(TO BE DONE)
Work through the data line by line, gathering every line that has the word "start".

------------

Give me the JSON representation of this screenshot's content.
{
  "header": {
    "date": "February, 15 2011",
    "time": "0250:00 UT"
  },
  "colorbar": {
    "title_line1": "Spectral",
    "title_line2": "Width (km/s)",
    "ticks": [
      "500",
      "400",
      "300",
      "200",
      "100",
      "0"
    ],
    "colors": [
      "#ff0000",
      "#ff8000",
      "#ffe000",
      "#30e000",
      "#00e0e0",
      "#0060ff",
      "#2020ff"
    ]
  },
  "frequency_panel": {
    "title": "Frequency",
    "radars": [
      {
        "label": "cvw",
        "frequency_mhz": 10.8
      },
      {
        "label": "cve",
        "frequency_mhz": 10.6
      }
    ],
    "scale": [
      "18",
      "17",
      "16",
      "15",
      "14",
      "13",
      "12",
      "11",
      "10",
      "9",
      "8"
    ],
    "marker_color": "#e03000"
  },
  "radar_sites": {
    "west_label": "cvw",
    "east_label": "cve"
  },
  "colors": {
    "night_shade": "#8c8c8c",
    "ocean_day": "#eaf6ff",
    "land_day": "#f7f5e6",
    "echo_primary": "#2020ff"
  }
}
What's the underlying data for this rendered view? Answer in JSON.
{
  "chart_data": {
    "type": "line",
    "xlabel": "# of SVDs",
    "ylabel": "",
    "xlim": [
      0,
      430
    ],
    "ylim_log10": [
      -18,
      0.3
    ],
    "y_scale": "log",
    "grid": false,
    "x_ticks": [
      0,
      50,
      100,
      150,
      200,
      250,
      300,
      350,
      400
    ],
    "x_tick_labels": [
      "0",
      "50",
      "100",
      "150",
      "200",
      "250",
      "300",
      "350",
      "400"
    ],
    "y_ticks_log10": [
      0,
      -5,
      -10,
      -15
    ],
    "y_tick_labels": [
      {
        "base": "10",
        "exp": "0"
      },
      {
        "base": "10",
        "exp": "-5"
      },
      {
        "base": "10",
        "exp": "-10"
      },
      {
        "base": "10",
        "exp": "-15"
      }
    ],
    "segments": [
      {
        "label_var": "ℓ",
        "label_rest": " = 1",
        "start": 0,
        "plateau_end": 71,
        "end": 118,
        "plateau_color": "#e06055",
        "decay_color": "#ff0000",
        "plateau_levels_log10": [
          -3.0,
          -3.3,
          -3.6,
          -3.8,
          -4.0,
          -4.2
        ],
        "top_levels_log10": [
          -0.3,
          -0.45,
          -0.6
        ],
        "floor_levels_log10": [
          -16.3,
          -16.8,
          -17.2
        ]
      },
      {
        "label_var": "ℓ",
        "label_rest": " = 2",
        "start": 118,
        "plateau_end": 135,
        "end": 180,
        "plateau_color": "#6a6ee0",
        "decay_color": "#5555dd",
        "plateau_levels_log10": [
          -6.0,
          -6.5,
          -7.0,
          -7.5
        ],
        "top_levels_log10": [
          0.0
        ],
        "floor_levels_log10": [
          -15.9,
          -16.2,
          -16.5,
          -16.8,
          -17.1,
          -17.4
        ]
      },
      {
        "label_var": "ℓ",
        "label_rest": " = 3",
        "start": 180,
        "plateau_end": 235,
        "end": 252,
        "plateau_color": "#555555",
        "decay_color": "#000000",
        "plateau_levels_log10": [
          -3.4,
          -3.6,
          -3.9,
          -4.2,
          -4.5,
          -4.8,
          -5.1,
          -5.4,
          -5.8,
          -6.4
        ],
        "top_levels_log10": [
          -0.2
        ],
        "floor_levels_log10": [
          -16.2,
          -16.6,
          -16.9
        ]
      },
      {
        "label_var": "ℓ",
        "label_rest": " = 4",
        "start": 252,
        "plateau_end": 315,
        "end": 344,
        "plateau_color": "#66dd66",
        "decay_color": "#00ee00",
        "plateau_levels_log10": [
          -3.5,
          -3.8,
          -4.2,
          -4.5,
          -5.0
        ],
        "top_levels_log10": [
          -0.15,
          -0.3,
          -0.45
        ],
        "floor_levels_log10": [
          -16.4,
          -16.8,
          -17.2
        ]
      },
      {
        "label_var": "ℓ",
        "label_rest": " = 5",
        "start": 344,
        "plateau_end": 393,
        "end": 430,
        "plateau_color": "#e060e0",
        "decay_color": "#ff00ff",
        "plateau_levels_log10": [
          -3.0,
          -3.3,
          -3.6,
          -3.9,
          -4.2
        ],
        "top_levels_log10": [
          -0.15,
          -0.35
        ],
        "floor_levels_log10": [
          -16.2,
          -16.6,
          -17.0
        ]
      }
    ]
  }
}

------------

(WRITTEN REPLY)
        "start": 0,
        "start": 118,
        "start": 180,
        "start": 252,
        "start": 344,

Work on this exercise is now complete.